==== MATERIAL PROVIDED ====

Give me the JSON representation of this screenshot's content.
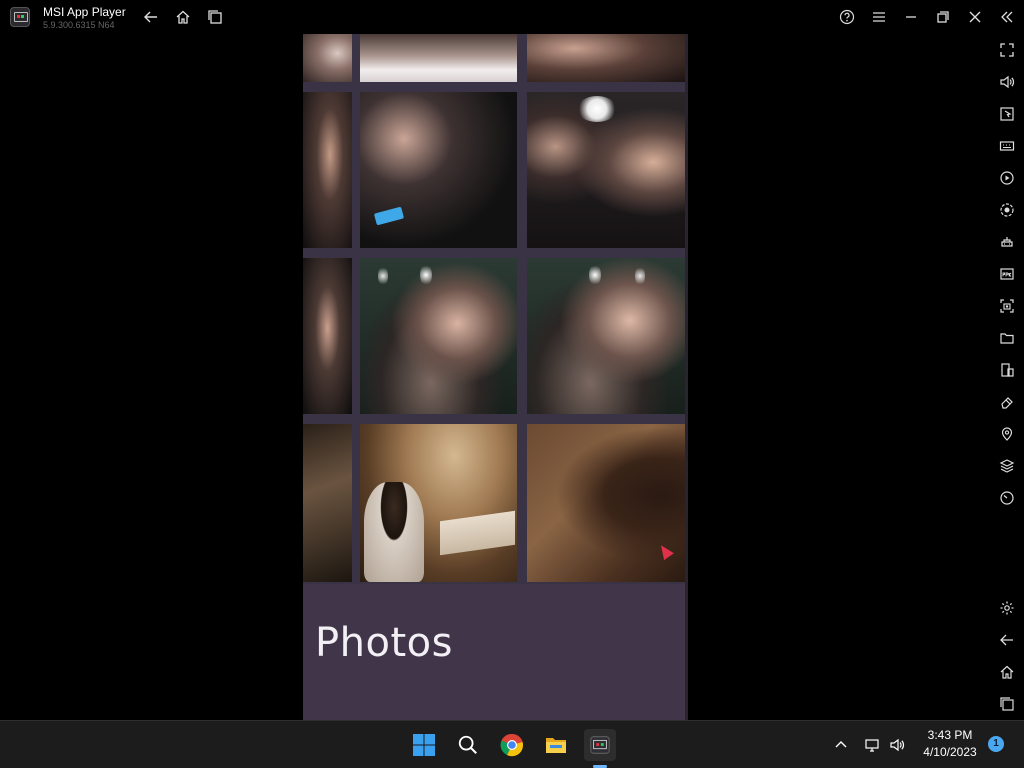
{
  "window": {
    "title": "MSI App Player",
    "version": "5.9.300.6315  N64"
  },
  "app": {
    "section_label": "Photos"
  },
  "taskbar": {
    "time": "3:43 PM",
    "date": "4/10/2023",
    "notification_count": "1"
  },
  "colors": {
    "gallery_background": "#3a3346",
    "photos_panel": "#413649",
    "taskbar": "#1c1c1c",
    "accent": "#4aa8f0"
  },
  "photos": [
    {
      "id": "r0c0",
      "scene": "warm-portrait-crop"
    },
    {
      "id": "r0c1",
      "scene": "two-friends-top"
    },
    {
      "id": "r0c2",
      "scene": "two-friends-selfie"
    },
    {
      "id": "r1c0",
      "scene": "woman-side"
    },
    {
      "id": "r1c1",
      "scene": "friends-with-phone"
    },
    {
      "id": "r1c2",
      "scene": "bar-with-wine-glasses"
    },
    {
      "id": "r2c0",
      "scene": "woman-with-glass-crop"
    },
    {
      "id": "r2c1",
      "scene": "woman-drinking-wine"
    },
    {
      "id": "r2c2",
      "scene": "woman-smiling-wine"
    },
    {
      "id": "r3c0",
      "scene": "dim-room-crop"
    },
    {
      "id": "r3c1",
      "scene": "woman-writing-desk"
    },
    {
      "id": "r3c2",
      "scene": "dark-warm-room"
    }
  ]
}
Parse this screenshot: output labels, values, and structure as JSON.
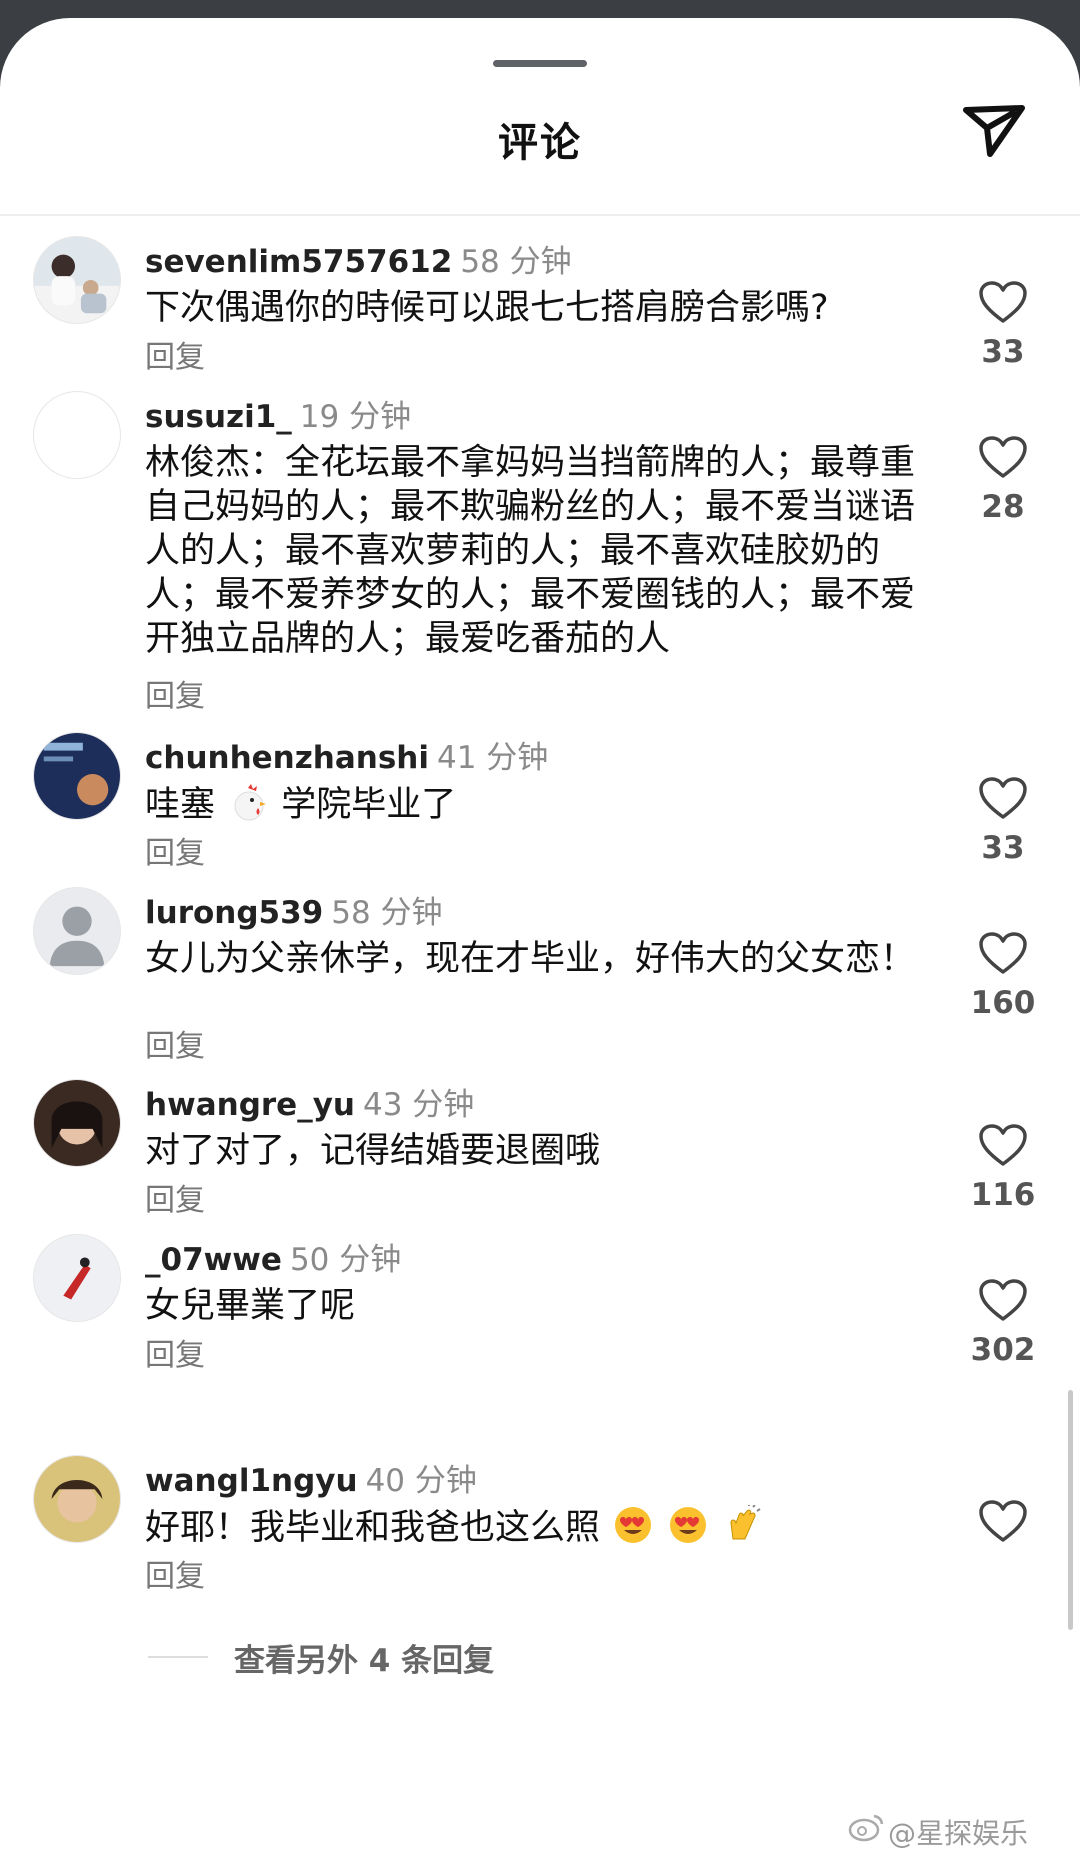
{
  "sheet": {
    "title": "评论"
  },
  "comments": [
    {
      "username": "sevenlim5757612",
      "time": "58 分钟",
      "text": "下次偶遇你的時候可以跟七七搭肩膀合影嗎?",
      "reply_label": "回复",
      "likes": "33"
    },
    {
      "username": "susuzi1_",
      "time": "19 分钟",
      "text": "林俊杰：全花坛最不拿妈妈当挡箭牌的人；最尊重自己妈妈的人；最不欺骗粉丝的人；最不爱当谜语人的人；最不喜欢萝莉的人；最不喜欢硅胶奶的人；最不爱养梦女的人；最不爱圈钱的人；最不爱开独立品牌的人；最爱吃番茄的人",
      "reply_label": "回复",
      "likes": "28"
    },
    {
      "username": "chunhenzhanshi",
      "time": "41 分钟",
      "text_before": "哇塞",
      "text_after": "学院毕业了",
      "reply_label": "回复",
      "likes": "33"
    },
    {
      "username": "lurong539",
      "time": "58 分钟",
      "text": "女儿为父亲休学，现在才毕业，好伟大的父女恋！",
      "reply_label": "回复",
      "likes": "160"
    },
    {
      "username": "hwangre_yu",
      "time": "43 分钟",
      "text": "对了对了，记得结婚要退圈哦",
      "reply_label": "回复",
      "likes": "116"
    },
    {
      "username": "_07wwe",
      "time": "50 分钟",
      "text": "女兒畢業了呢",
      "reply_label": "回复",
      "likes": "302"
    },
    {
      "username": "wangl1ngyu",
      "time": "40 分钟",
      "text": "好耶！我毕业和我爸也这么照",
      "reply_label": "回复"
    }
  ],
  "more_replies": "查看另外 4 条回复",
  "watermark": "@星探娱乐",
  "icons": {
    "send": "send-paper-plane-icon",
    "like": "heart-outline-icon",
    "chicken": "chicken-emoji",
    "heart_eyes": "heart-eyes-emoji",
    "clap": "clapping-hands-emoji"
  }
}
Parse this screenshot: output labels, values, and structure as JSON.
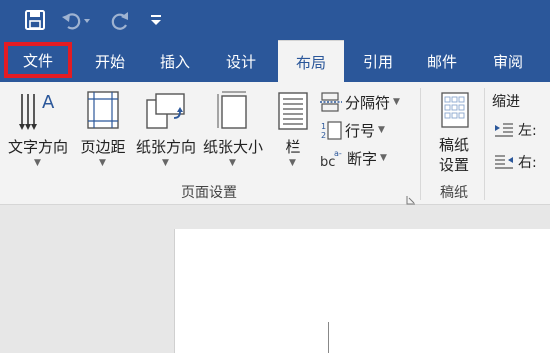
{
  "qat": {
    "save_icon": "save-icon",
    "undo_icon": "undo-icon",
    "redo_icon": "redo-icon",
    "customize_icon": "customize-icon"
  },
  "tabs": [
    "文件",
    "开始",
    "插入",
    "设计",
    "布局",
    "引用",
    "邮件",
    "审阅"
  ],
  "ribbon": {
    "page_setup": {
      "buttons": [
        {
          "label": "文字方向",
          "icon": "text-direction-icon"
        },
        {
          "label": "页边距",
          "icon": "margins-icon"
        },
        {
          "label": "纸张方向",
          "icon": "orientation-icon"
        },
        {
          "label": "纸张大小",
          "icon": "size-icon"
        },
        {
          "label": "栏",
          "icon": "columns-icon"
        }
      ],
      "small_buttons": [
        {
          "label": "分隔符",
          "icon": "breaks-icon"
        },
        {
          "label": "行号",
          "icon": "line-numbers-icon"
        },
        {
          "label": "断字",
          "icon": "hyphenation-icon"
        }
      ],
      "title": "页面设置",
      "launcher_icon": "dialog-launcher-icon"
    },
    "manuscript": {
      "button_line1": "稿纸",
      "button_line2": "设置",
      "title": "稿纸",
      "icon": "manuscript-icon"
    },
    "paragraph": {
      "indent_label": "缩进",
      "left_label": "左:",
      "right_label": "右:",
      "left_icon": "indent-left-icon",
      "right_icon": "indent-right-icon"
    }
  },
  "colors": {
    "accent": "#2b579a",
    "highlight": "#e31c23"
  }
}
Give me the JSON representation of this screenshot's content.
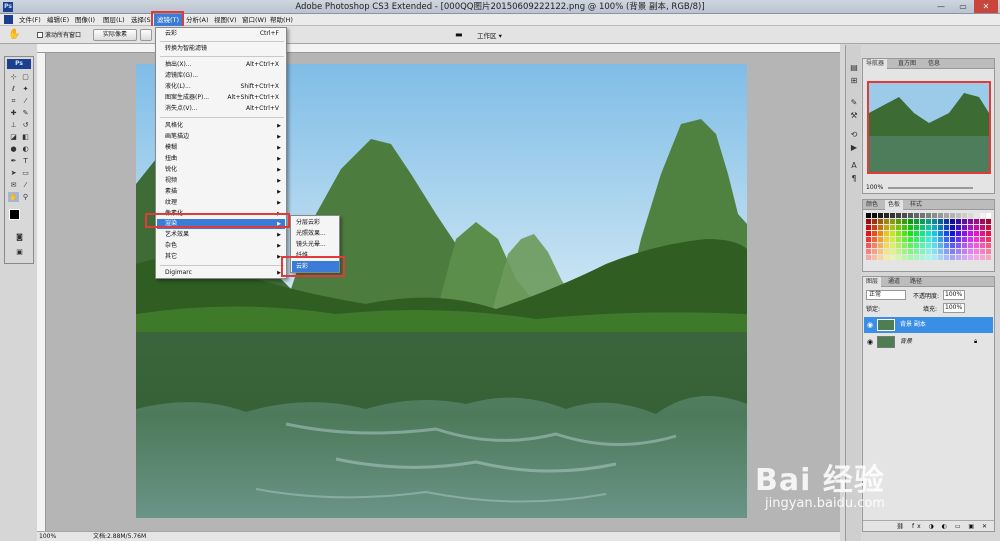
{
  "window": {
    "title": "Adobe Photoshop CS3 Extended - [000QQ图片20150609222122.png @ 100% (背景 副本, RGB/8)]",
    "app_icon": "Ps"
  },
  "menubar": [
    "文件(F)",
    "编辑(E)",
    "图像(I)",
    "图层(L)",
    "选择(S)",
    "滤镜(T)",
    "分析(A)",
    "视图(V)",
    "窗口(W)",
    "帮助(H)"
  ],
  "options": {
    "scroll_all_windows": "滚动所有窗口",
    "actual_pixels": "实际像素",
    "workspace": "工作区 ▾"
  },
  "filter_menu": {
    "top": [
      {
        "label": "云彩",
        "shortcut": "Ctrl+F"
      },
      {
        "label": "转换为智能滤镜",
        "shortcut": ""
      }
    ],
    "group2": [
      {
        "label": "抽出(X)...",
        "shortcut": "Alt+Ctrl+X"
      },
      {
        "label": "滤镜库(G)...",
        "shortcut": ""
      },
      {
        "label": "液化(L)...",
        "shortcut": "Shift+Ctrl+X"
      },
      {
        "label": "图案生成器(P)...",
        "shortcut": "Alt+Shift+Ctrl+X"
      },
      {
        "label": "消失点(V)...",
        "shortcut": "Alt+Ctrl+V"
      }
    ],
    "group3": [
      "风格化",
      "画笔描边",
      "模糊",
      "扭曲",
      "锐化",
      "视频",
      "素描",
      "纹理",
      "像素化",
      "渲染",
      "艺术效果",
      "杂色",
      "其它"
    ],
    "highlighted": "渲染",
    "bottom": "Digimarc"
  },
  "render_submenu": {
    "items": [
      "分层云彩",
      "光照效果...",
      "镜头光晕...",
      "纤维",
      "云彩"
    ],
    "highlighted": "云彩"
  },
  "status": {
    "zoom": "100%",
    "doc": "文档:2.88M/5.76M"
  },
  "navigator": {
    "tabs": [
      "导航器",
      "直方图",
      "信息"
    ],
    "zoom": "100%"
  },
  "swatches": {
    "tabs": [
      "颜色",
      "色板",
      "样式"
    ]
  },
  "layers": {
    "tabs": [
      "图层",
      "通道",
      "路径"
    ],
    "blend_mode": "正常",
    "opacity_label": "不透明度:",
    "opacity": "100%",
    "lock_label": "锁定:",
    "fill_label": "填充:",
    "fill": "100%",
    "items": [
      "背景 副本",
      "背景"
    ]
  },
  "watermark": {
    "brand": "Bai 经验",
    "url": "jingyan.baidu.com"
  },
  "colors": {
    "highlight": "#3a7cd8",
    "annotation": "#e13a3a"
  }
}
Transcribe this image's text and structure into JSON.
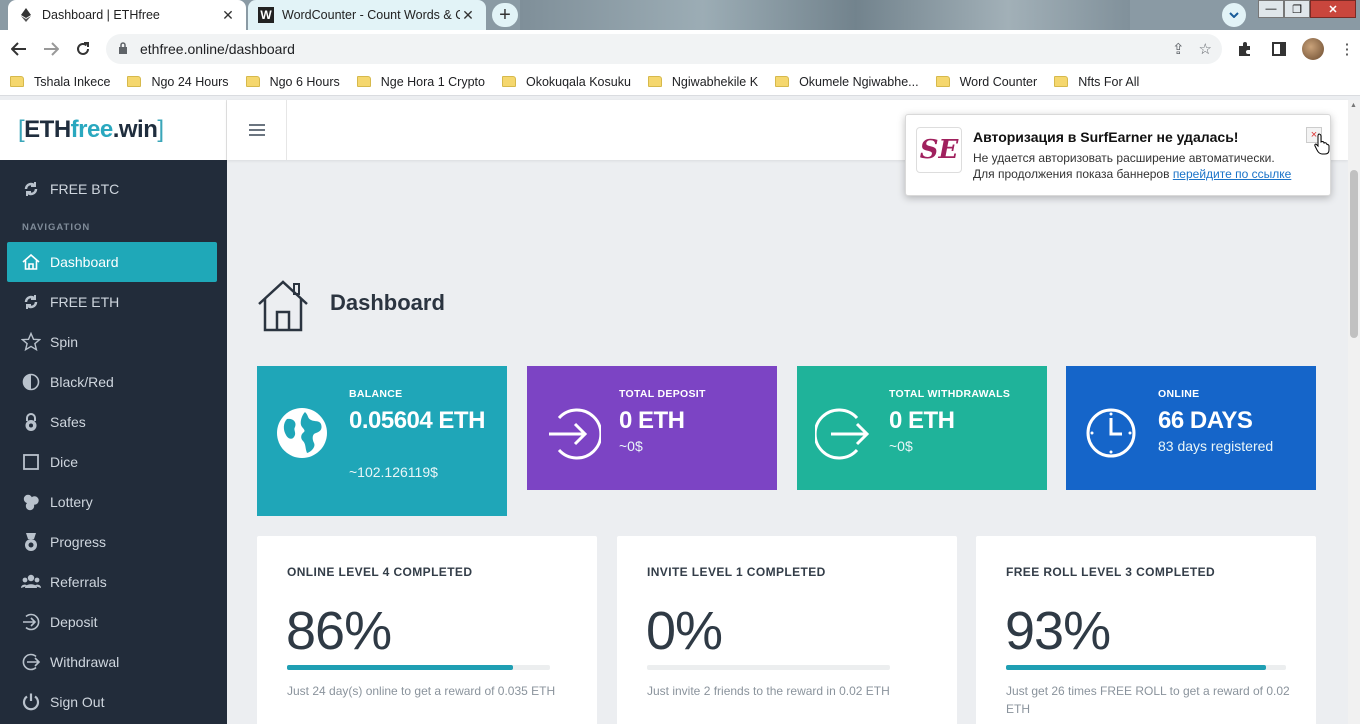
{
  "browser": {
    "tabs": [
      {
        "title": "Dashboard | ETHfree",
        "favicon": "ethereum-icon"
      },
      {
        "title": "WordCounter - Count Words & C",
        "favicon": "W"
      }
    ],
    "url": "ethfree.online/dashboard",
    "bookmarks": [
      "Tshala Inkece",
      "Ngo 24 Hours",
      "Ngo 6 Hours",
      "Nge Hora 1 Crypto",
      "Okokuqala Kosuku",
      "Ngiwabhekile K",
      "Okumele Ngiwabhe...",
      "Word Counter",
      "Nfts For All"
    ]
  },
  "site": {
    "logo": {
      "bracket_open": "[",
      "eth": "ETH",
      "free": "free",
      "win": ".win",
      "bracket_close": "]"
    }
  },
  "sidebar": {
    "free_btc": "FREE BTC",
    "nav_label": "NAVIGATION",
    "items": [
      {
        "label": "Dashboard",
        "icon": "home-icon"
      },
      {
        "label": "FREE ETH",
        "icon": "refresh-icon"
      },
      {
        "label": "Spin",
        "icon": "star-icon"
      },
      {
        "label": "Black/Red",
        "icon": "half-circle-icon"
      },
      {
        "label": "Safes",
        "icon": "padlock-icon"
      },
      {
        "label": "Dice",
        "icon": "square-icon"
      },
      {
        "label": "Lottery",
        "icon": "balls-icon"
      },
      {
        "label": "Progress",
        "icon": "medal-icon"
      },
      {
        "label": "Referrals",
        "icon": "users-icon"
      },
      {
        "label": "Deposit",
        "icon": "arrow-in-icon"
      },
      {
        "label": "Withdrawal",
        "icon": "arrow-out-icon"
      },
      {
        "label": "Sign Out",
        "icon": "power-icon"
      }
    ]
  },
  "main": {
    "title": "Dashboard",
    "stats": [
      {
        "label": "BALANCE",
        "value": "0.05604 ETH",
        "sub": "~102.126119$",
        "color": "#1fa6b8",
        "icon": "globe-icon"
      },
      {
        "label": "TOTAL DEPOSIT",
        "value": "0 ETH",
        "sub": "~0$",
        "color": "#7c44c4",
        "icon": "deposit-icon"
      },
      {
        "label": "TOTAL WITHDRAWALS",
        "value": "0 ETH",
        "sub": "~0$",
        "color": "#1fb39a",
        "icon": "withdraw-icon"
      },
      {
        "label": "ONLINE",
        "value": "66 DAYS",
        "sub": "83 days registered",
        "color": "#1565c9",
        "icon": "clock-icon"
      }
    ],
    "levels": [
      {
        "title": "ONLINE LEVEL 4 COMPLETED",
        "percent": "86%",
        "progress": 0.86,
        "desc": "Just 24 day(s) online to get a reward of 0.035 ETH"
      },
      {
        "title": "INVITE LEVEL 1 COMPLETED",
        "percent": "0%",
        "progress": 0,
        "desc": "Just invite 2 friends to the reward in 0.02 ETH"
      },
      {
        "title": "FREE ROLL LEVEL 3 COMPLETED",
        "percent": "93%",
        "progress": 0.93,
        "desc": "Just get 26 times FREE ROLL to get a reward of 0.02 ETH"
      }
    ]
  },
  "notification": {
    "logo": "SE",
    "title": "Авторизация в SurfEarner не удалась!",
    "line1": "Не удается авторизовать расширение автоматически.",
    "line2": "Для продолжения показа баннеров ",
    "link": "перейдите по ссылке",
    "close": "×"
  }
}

====

[REQUIRED TASK] List the lines of the entries that include "crop".

[ANSWER TO THE EXERCISE]
      "scene": "warm-portrait-crop"
      "scene": "woman-with-glass-crop"
      "scene": "dim-room-crop"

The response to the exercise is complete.